▶ [What you will do]
Extract every entry word for word. Skip the pictures.

[Records contained in a dataset]
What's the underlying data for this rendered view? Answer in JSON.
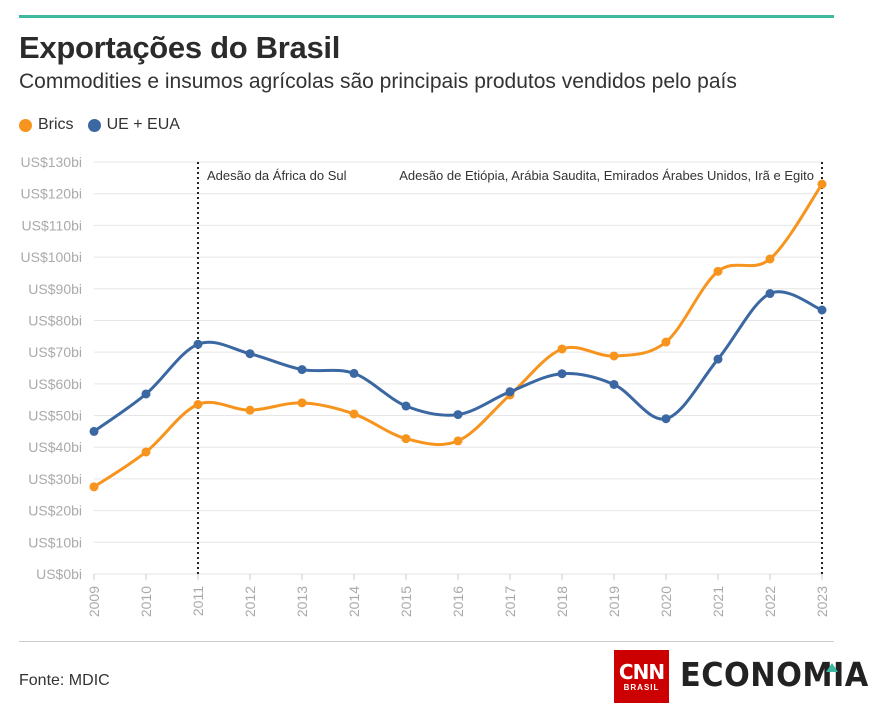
{
  "header": {
    "title": "Exportações do Brasil",
    "subtitle": "Commodities e insumos agrícolas são principais produtos vendidos pelo país"
  },
  "footer": {
    "source": "Fonte: MDIC",
    "logo_text": "CNN",
    "logo_subtext": "BRASIL",
    "section": "ECONOMIA"
  },
  "chart_data": {
    "type": "line",
    "title": "Exportações do Brasil",
    "x": [
      "2009",
      "2010",
      "2011",
      "2012",
      "2013",
      "2014",
      "2015",
      "2016",
      "2017",
      "2018",
      "2019",
      "2020",
      "2021",
      "2022",
      "2023"
    ],
    "series": [
      {
        "name": "Brics",
        "color": "#f7941d",
        "values": [
          27.5,
          38.5,
          53.5,
          51.7,
          54,
          50.5,
          42.7,
          42,
          56.5,
          71,
          68.8,
          73.2,
          95.5,
          99.4,
          123
        ]
      },
      {
        "name": "UE + EUA",
        "color": "#3b67a2",
        "values": [
          45,
          56.8,
          72.5,
          69.5,
          64.5,
          63.3,
          53,
          50.3,
          57.5,
          63.2,
          59.8,
          49,
          67.8,
          88.5,
          83.3
        ]
      }
    ],
    "ylim": [
      0,
      130
    ],
    "yticks": [
      0,
      10,
      20,
      30,
      40,
      50,
      60,
      70,
      80,
      90,
      100,
      110,
      120,
      130
    ],
    "ytick_labels": [
      "US$0bi",
      "US$10bi",
      "US$20bi",
      "US$30bi",
      "US$40bi",
      "US$50bi",
      "US$60bi",
      "US$70bi",
      "US$80bi",
      "US$90bi",
      "US$100bi",
      "US$110bi",
      "US$120bi",
      "US$130bi"
    ],
    "annotations": [
      {
        "x": "2011",
        "text": "Adesão da África do Sul",
        "align": "left"
      },
      {
        "x": "2023",
        "text": "Adesão de Etiópia, Arábia Saudita, Emirados Árabes Unidos, Irã e Egito",
        "align": "right"
      }
    ],
    "grid": true,
    "legend": "top-left"
  }
}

▶ [Result for this task]
What's the underlying data for this rendered view? Answer in JSON.
{
  "header": {
    "title": "Exportações do Brasil",
    "subtitle": "Commodities e insumos agrícolas são principais produtos vendidos pelo país"
  },
  "footer": {
    "source": "Fonte: MDIC",
    "logo_text": "CNN",
    "logo_subtext": "BRASIL",
    "section": "ECONOMIA"
  },
  "chart_data": {
    "type": "line",
    "title": "Exportações do Brasil",
    "x": [
      "2009",
      "2010",
      "2011",
      "2012",
      "2013",
      "2014",
      "2015",
      "2016",
      "2017",
      "2018",
      "2019",
      "2020",
      "2021",
      "2022",
      "2023"
    ],
    "series": [
      {
        "name": "Brics",
        "color": "#f7941d",
        "values": [
          27.5,
          38.5,
          53.5,
          51.7,
          54,
          50.5,
          42.7,
          42,
          56.5,
          71,
          68.8,
          73.2,
          95.5,
          99.4,
          123
        ]
      },
      {
        "name": "UE + EUA",
        "color": "#3b67a2",
        "values": [
          45,
          56.8,
          72.5,
          69.5,
          64.5,
          63.3,
          53,
          50.3,
          57.5,
          63.2,
          59.8,
          49,
          67.8,
          88.5,
          83.3
        ]
      }
    ],
    "ylim": [
      0,
      130
    ],
    "yticks": [
      0,
      10,
      20,
      30,
      40,
      50,
      60,
      70,
      80,
      90,
      100,
      110,
      120,
      130
    ],
    "ytick_labels": [
      "US$0bi",
      "US$10bi",
      "US$20bi",
      "US$30bi",
      "US$40bi",
      "US$50bi",
      "US$60bi",
      "US$70bi",
      "US$80bi",
      "US$90bi",
      "US$100bi",
      "US$110bi",
      "US$120bi",
      "US$130bi"
    ],
    "annotations": [
      {
        "x": "2011",
        "text": "Adesão da África do Sul",
        "align": "left"
      },
      {
        "x": "2023",
        "text": "Adesão de Etiópia, Arábia Saudita, Emirados Árabes Unidos, Irã e Egito",
        "align": "right"
      }
    ],
    "grid": true,
    "legend": "top-left"
  }
}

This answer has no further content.